INFORMATION SHOWN:
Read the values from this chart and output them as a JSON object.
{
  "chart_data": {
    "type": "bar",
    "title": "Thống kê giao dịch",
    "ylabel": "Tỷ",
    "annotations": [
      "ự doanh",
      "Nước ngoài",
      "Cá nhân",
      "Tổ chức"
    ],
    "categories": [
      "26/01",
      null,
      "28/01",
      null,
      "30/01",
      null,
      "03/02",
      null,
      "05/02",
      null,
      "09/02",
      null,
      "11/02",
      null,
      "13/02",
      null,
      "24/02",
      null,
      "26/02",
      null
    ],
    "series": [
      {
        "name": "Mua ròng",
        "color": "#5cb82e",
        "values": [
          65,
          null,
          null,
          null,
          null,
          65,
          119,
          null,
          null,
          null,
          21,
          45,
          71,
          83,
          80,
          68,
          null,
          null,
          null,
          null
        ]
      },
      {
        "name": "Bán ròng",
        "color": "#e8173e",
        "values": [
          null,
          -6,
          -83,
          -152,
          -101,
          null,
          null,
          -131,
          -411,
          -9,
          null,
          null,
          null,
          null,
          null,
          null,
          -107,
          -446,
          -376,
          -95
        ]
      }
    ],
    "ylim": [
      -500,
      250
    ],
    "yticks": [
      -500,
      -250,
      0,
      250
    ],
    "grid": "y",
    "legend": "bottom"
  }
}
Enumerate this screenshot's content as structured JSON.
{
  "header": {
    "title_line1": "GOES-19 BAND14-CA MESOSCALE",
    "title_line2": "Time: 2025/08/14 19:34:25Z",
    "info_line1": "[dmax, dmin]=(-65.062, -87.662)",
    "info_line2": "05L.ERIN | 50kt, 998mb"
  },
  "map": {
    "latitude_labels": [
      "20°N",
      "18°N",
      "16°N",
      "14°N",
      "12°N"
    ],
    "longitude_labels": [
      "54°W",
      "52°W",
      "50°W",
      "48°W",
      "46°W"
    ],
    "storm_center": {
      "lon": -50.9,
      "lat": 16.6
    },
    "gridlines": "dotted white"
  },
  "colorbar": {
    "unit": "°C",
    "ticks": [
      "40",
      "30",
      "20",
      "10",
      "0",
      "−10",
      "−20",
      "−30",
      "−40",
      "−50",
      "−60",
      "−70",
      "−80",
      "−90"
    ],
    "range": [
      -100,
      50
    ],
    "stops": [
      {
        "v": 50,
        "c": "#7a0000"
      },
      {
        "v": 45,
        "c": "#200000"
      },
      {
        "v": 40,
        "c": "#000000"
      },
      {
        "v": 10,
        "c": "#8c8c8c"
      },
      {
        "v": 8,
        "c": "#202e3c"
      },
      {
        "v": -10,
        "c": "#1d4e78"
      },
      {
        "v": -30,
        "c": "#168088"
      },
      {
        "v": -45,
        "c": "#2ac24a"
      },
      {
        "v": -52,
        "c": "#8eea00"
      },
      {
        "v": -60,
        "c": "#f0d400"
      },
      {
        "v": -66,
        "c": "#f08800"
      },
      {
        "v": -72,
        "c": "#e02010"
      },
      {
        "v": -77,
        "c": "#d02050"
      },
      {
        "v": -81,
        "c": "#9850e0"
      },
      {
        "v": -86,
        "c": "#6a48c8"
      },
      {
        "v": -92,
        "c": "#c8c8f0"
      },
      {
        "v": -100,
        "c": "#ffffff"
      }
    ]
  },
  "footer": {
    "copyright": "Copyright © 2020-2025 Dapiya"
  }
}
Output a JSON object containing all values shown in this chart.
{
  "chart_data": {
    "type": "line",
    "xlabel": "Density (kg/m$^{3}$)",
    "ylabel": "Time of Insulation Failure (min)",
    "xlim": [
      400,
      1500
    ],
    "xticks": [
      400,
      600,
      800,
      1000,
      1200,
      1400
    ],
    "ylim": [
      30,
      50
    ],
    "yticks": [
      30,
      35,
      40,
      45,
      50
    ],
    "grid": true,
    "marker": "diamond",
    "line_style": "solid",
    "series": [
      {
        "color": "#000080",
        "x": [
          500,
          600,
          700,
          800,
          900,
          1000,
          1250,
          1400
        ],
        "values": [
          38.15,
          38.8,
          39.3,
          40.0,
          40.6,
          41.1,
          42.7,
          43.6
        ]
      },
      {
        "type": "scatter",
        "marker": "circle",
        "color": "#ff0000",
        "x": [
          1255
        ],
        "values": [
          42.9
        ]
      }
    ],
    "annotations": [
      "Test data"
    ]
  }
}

SET PROBLEM: Each record above should be restated word for word.

THE COMPLETED TASK:
Read the values from this chart and output them as a JSON object.
{
  "chart_data": {
    "type": "bar",
    "title": "Thống kê giao dịch",
    "ylabel": "Tỷ",
    "annotations": [
      "ự doanh",
      "Nước ngoài",
      "Cá nhân",
      "Tổ chức"
    ],
    "categories": [
      "26/01",
      null,
      "28/01",
      null,
      "30/01",
      null,
      "03/02",
      null,
      "05/02",
      null,
      "09/02",
      null,
      "11/02",
      null,
      "13/02",
      null,
      "24/02",
      null,
      "26/02",
      null
    ],
    "series": [
      {
        "name": "Mua ròng",
        "color": "#5cb82e",
        "values": [
          65,
          null,
          null,
          null,
          null,
          65,
          119,
          null,
          null,
          null,
          21,
          45,
          71,
          83,
          80,
          68,
          null,
          null,
          null,
          null
        ]
      },
      {
        "name": "Bán ròng",
        "color": "#e8173e",
        "values": [
          null,
          -6,
          -83,
          -152,
          -101,
          null,
          null,
          -131,
          -411,
          -9,
          null,
          null,
          null,
          null,
          null,
          null,
          -107,
          -446,
          -376,
          -95
        ]
      }
    ],
    "ylim": [
      -500,
      250
    ],
    "yticks": [
      -500,
      -250,
      0,
      250
    ],
    "grid": "y",
    "legend": "bottom"
  }
}
Enumerate this screenshot's content as structured JSON.
{
  "header": {
    "title_line1": "GOES-19 BAND14-CA MESOSCALE",
    "title_line2": "Time: 2025/08/14 19:34:25Z",
    "info_line1": "[dmax, dmin]=(-65.062, -87.662)",
    "info_line2": "05L.ERIN | 50kt, 998mb"
  },
  "map": {
    "latitude_labels": [
      "20°N",
      "18°N",
      "16°N",
      "14°N",
      "12°N"
    ],
    "longitude_labels": [
      "54°W",
      "52°W",
      "50°W",
      "48°W",
      "46°W"
    ],
    "storm_center": {
      "lon": -50.9,
      "lat": 16.6
    },
    "gridlines": "dotted white"
  },
  "colorbar": {
    "unit": "°C",
    "ticks": [
      "40",
      "30",
      "20",
      "10",
      "0",
      "−10",
      "−20",
      "−30",
      "−40",
      "−50",
      "−60",
      "−70",
      "−80",
      "−90"
    ],
    "range": [
      -100,
      50
    ],
    "stops": [
      {
        "v": 50,
        "c": "#7a0000"
      },
      {
        "v": 45,
        "c": "#200000"
      },
      {
        "v": 40,
        "c": "#000000"
      },
      {
        "v": 10,
        "c": "#8c8c8c"
      },
      {
        "v": 8,
        "c": "#202e3c"
      },
      {
        "v": -10,
        "c": "#1d4e78"
      },
      {
        "v": -30,
        "c": "#168088"
      },
      {
        "v": -45,
        "c": "#2ac24a"
      },
      {
        "v": -52,
        "c": "#8eea00"
      },
      {
        "v": -60,
        "c": "#f0d400"
      },
      {
        "v": -66,
        "c": "#f08800"
      },
      {
        "v": -72,
        "c": "#e02010"
      },
      {
        "v": -77,
        "c": "#d02050"
      },
      {
        "v": -81,
        "c": "#9850e0"
      },
      {
        "v": -86,
        "c": "#6a48c8"
      },
      {
        "v": -92,
        "c": "#c8c8f0"
      },
      {
        "v": -100,
        "c": "#ffffff"
      }
    ]
  },
  "footer": {
    "copyright": "Copyright © 2020-2025 Dapiya"
  }
}
Output a JSON object containing all values shown in this chart.
{
  "chart_data": {
    "type": "line",
    "xlabel": "Density (kg/m$^{3}$)",
    "ylabel": "Time of Insulation Failure (min)",
    "xlim": [
      400,
      1500
    ],
    "xticks": [
      400,
      600,
      800,
      1000,
      1200,
      1400
    ],
    "ylim": [
      30,
      50
    ],
    "yticks": [
      30,
      35,
      40,
      45,
      50
    ],
    "grid": true,
    "marker": "diamond",
    "line_style": "solid",
    "series": [
      {
        "color": "#000080",
        "x": [
          500,
          600,
          700,
          800,
          900,
          1000,
          1250,
          1400
        ],
        "values": [
          38.15,
          38.8,
          39.3,
          40.0,
          40.6,
          41.1,
          42.7,
          43.6
        ]
      },
      {
        "type": "scatter",
        "marker": "circle",
        "color": "#ff0000",
        "x": [
          1255
        ],
        "values": [
          42.9
        ]
      }
    ],
    "annotations": [
      "Test data"
    ]
  }
}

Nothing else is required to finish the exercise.